EXERCISE INPUTS →
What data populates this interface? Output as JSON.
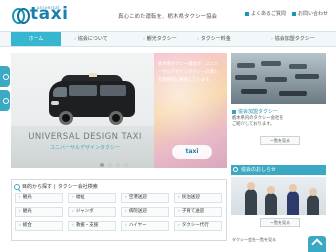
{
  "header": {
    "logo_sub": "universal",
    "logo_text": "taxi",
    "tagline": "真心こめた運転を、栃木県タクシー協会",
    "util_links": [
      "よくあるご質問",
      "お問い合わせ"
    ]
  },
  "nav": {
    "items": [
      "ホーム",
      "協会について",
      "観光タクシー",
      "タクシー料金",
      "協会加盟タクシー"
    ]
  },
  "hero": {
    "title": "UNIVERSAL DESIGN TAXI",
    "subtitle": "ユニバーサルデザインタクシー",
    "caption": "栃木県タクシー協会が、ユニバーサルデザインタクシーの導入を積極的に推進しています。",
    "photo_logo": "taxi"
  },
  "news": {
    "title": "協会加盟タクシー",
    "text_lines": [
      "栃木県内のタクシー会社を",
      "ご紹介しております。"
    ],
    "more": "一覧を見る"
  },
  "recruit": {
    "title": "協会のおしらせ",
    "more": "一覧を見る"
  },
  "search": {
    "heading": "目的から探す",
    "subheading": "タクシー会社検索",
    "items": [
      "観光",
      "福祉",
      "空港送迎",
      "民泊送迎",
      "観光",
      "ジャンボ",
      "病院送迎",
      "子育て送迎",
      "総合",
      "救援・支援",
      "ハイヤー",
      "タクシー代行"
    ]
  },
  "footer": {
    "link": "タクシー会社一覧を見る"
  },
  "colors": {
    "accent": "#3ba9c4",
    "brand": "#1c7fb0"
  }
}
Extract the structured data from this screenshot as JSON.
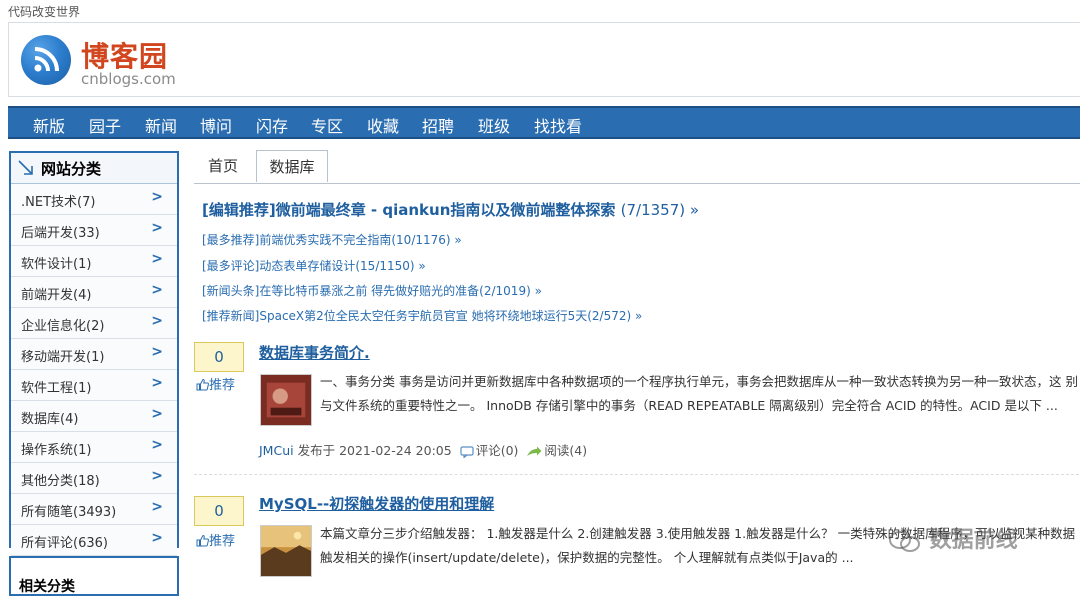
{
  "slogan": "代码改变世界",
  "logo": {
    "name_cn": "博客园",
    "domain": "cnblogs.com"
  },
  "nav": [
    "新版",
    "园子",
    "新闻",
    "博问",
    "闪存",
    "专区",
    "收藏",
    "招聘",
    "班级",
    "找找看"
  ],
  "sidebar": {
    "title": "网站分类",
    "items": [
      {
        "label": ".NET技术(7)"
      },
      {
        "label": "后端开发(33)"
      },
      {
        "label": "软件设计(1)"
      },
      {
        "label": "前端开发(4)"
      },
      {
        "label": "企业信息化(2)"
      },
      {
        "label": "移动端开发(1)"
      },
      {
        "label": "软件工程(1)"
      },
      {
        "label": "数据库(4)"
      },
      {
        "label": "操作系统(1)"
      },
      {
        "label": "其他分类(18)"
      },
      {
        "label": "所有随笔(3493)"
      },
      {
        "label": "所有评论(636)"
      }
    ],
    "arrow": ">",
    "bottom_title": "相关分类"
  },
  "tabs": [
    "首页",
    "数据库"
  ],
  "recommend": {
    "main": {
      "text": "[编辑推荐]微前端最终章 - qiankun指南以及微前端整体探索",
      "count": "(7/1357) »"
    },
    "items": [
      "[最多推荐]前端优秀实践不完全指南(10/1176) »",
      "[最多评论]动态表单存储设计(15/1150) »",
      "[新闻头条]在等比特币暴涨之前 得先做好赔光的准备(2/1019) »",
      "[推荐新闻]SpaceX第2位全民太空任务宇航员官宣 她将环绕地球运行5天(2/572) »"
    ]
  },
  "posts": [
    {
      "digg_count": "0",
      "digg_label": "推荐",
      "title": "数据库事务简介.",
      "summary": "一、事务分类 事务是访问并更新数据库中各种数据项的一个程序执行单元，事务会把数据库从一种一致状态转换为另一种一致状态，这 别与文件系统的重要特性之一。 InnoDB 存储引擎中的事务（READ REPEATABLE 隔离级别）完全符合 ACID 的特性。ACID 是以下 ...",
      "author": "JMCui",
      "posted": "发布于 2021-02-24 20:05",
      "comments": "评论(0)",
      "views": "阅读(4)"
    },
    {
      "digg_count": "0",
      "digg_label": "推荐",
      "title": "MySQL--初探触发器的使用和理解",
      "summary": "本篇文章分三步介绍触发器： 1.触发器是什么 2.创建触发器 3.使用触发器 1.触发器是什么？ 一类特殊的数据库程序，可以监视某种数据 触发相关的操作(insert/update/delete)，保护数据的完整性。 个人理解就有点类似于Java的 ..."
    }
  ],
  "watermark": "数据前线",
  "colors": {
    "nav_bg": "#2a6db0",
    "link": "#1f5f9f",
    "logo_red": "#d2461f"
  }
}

WHAT YOU SHOULD DO → Each line above that holds the string "data" should be copied and shown.

ANSWER BELOW →
What data populates this interface? Output as JSON.
Extract the structured data from this screenshot as JSON.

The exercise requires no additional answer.